■ **DIRECTION**:
From the listing that follows, output everything exactly except the pictures.
STORED DATA start
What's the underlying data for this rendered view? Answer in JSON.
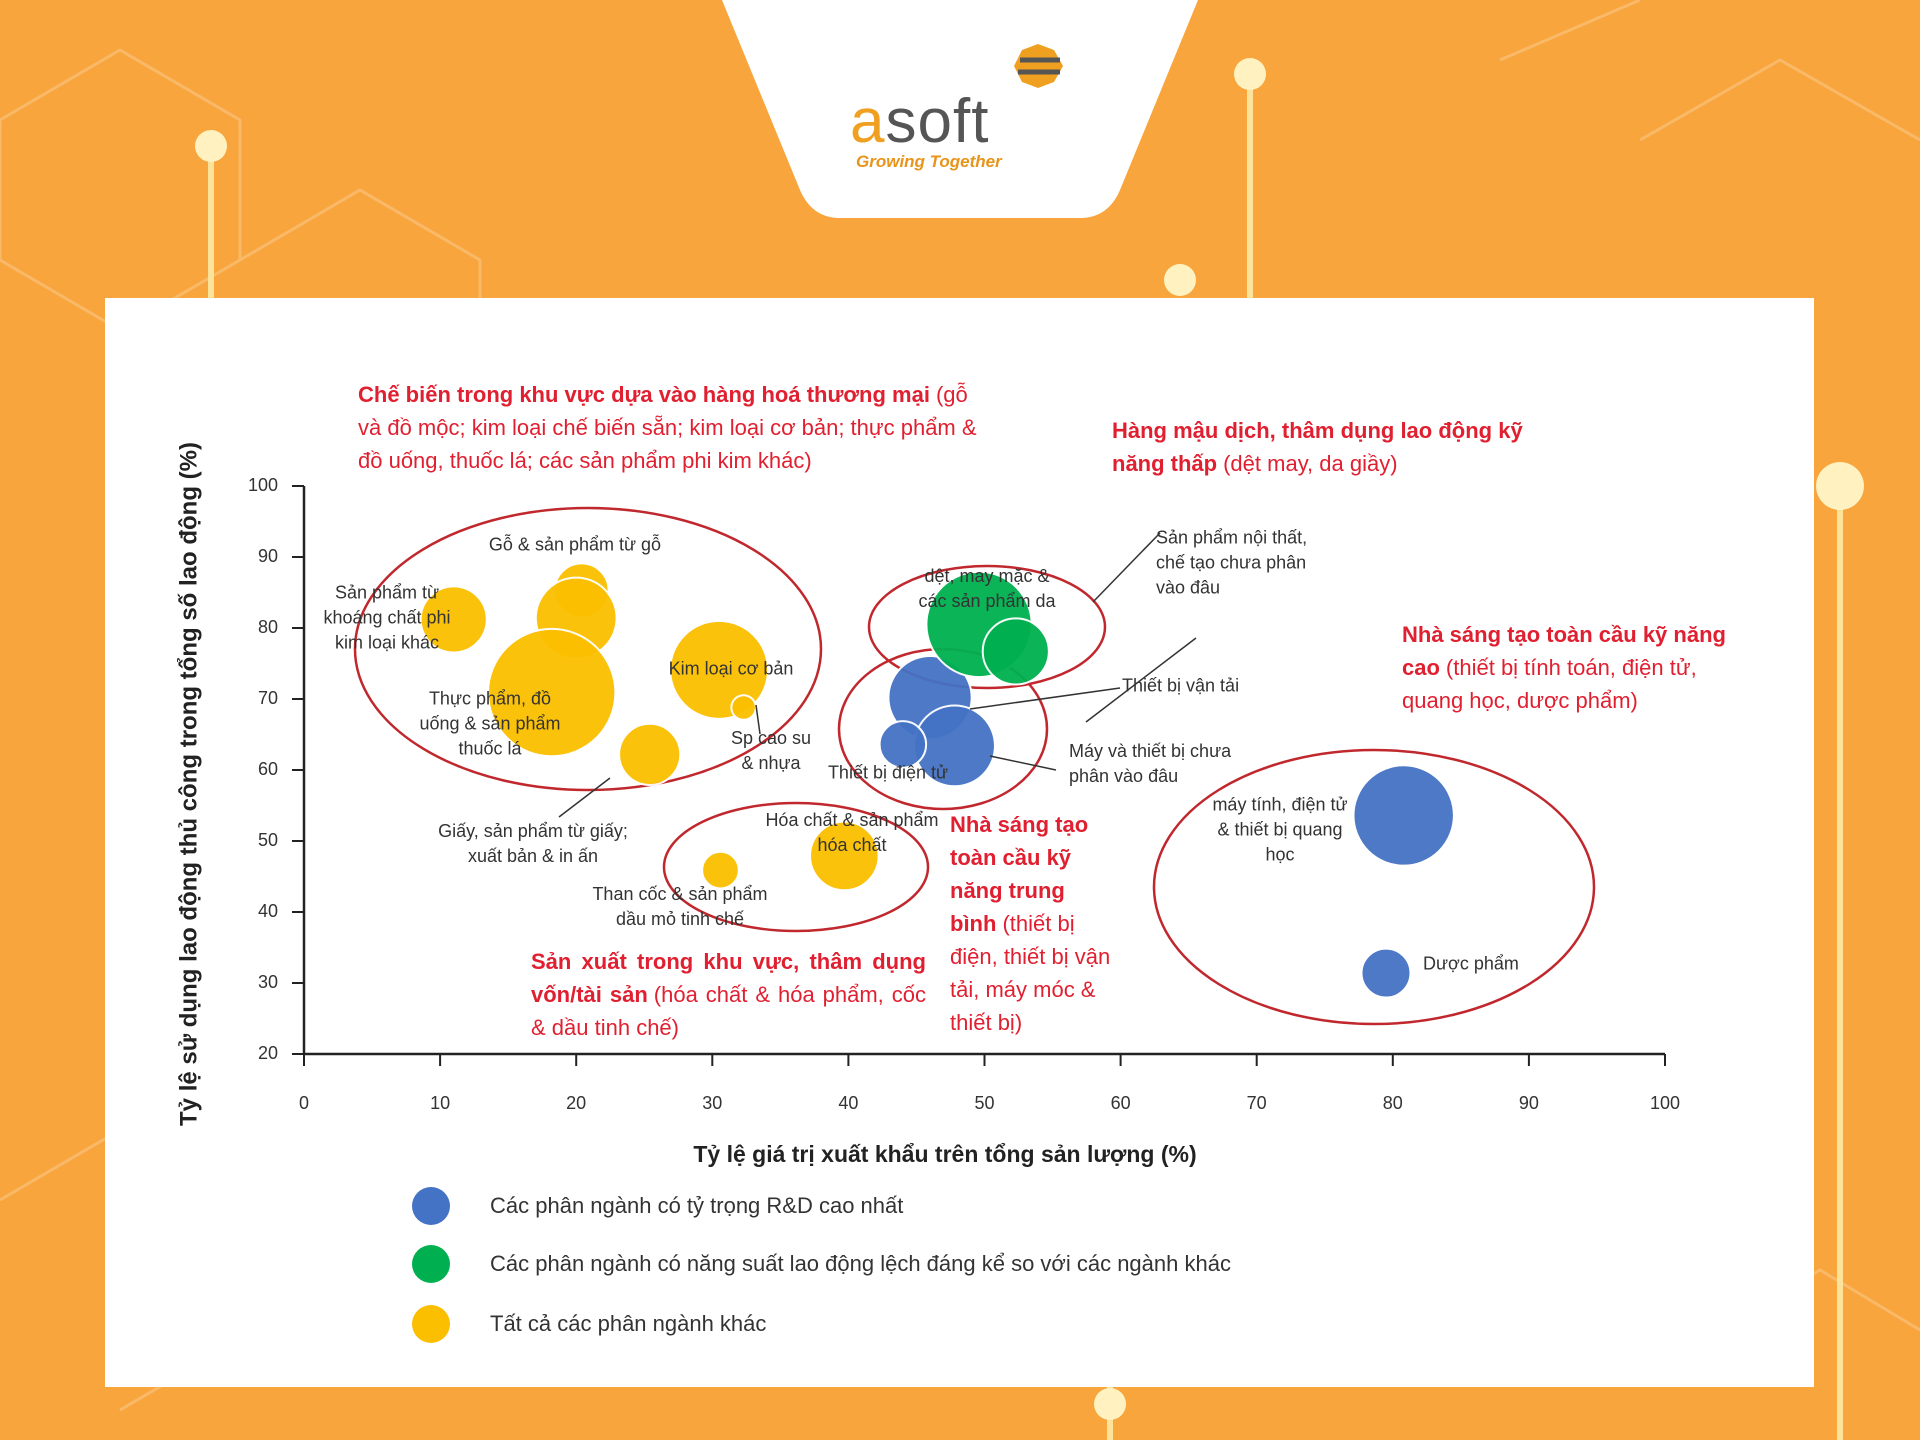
{
  "header": {
    "brand": "asoft",
    "tagline": "Growing Together"
  },
  "chart_data": {
    "type": "bubble",
    "x_label": "Tỷ lệ giá trị xuất khẩu trên tổng sản lượng (%)",
    "y_label": "Tỷ lệ sử dụng lao động thủ công trong tổng số lao động (%)",
    "xlim": [
      0,
      100
    ],
    "xticks": [
      0,
      10,
      20,
      30,
      40,
      50,
      60,
      70,
      80,
      90,
      100
    ],
    "ylim": [
      20,
      100
    ],
    "yticks": [
      20,
      30,
      40,
      50,
      60,
      70,
      80,
      90,
      100
    ],
    "series": [
      {
        "name": "Các phân ngành có tỷ trọng R&D cao nhất",
        "color": "#4472c4",
        "x": [
          46,
          47.8,
          44,
          80.8,
          79.5
        ],
        "y": [
          70.2,
          63.4,
          63.6,
          53.6,
          31.4
        ],
        "sizes": [
          34,
          33,
          19,
          41,
          20
        ],
        "labels": [
          "Thiết bị vận tải",
          "Máy và thiết bị chưa phân vào đâu",
          "Thiết bị điện tử",
          "máy tính, điện tử & thiết bị quang học",
          "Dược phẩm"
        ]
      },
      {
        "name": "Các phân ngành có năng suất lao động lệch đáng kể so với các ngành khác",
        "color": "#00b050",
        "x": [
          49.6,
          52.3
        ],
        "y": [
          80.5,
          76.7
        ],
        "sizes": [
          43,
          27
        ],
        "labels": [
          "dệt, may mặc & các sản phẩm da",
          "Sản phẩm nội thất, chế tạo chưa phân vào đâu"
        ]
      },
      {
        "name": "Tất cả các phân ngành khác",
        "color": "#fbbf00",
        "x": [
          11,
          20.4,
          20,
          18.2,
          30.5,
          32.3,
          25.4,
          30.6,
          39.7
        ],
        "y": [
          81.2,
          85.3,
          81.4,
          70.9,
          74.1,
          68.8,
          62.2,
          45.9,
          47.9
        ],
        "sizes": [
          27,
          22,
          33,
          52,
          40,
          10,
          25,
          15,
          28
        ],
        "labels": [
          "Sản phẩm từ khoáng chất phi kim loại khác",
          "Gỗ & sản phẩm từ gỗ",
          null,
          "Thực phẩm, đồ uống & sản phẩm thuốc lá",
          "Kim loại cơ bản",
          "Sp cao su & nhựa",
          "Giấy, sản phẩm từ giấy; xuất bản & in ấn",
          "Than cốc & sản phẩm dầu mỏ tinh chế",
          "Hóa chất & sản phẩm hóa chất"
        ]
      }
    ],
    "annotations": [
      {
        "title": "Chế biến trong khu vực dựa vào hàng hoá thương mại",
        "detail": "(gỗ và đồ mộc; kim loại chế biến sẵn; kim loại cơ bản; thực phẩm & đồ uống, thuốc lá; các sản phẩm phi kim khác)"
      },
      {
        "title": "Hàng mậu dịch, thâm dụng lao động kỹ năng thấp",
        "detail": "(dệt may, da giầy)"
      },
      {
        "title": "Nhà sáng tạo toàn cầu kỹ năng cao",
        "detail": "(thiết bị tính toán, điện tử, quang học, dược phẩm)"
      },
      {
        "title": "Nhà sáng tạo toàn cầu kỹ năng trung bình",
        "detail": "(thiết bị điện, thiết bị vận tải, máy móc & thiết bị)"
      },
      {
        "title": "Sản xuất trong khu vực, thâm dụng vốn/tài sản",
        "detail": "(hóa chất & hóa phẩm, cốc & dầu tinh chế)"
      }
    ]
  }
}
STORED DATA end
■ **THE RESULT**:
What's the underlying data for this rendered view? Answer in JSON.
{
  "header": {
    "brand": "asoft",
    "tagline": "Growing Together"
  },
  "chart_data": {
    "type": "bubble",
    "x_label": "Tỷ lệ giá trị xuất khẩu trên tổng sản lượng (%)",
    "y_label": "Tỷ lệ sử dụng lao động thủ công trong tổng số lao động (%)",
    "xlim": [
      0,
      100
    ],
    "xticks": [
      0,
      10,
      20,
      30,
      40,
      50,
      60,
      70,
      80,
      90,
      100
    ],
    "ylim": [
      20,
      100
    ],
    "yticks": [
      20,
      30,
      40,
      50,
      60,
      70,
      80,
      90,
      100
    ],
    "series": [
      {
        "name": "Các phân ngành có tỷ trọng R&D cao nhất",
        "color": "#4472c4",
        "x": [
          46,
          47.8,
          44,
          80.8,
          79.5
        ],
        "y": [
          70.2,
          63.4,
          63.6,
          53.6,
          31.4
        ],
        "sizes": [
          34,
          33,
          19,
          41,
          20
        ],
        "labels": [
          "Thiết bị vận tải",
          "Máy và thiết bị chưa phân vào đâu",
          "Thiết bị điện tử",
          "máy tính, điện tử & thiết bị quang học",
          "Dược phẩm"
        ]
      },
      {
        "name": "Các phân ngành có năng suất lao động lệch đáng kể so với các ngành khác",
        "color": "#00b050",
        "x": [
          49.6,
          52.3
        ],
        "y": [
          80.5,
          76.7
        ],
        "sizes": [
          43,
          27
        ],
        "labels": [
          "dệt, may mặc & các sản phẩm da",
          "Sản phẩm nội thất, chế tạo chưa phân vào đâu"
        ]
      },
      {
        "name": "Tất cả các phân ngành khác",
        "color": "#fbbf00",
        "x": [
          11,
          20.4,
          20,
          18.2,
          30.5,
          32.3,
          25.4,
          30.6,
          39.7
        ],
        "y": [
          81.2,
          85.3,
          81.4,
          70.9,
          74.1,
          68.8,
          62.2,
          45.9,
          47.9
        ],
        "sizes": [
          27,
          22,
          33,
          52,
          40,
          10,
          25,
          15,
          28
        ],
        "labels": [
          "Sản phẩm từ khoáng chất phi kim loại khác",
          "Gỗ & sản phẩm từ gỗ",
          null,
          "Thực phẩm, đồ uống & sản phẩm thuốc lá",
          "Kim loại cơ bản",
          "Sp cao su & nhựa",
          "Giấy, sản phẩm từ giấy; xuất bản & in ấn",
          "Than cốc & sản phẩm dầu mỏ tinh chế",
          "Hóa chất & sản phẩm hóa chất"
        ]
      }
    ],
    "annotations": [
      {
        "title": "Chế biến trong khu vực dựa vào hàng hoá thương mại",
        "detail": "(gỗ và đồ mộc; kim loại chế biến sẵn; kim loại cơ bản; thực phẩm & đồ uống, thuốc lá; các sản phẩm phi kim khác)"
      },
      {
        "title": "Hàng mậu dịch, thâm dụng lao động kỹ năng thấp",
        "detail": "(dệt may, da giầy)"
      },
      {
        "title": "Nhà sáng tạo toàn cầu kỹ năng cao",
        "detail": "(thiết bị tính toán, điện tử, quang học, dược phẩm)"
      },
      {
        "title": "Nhà sáng tạo toàn cầu kỹ năng trung bình",
        "detail": "(thiết bị điện, thiết bị vận tải, máy móc & thiết bị)"
      },
      {
        "title": "Sản xuất trong khu vực, thâm dụng vốn/tài sản",
        "detail": "(hóa chất & hóa phẩm, cốc & dầu tinh chế)"
      }
    ]
  }
}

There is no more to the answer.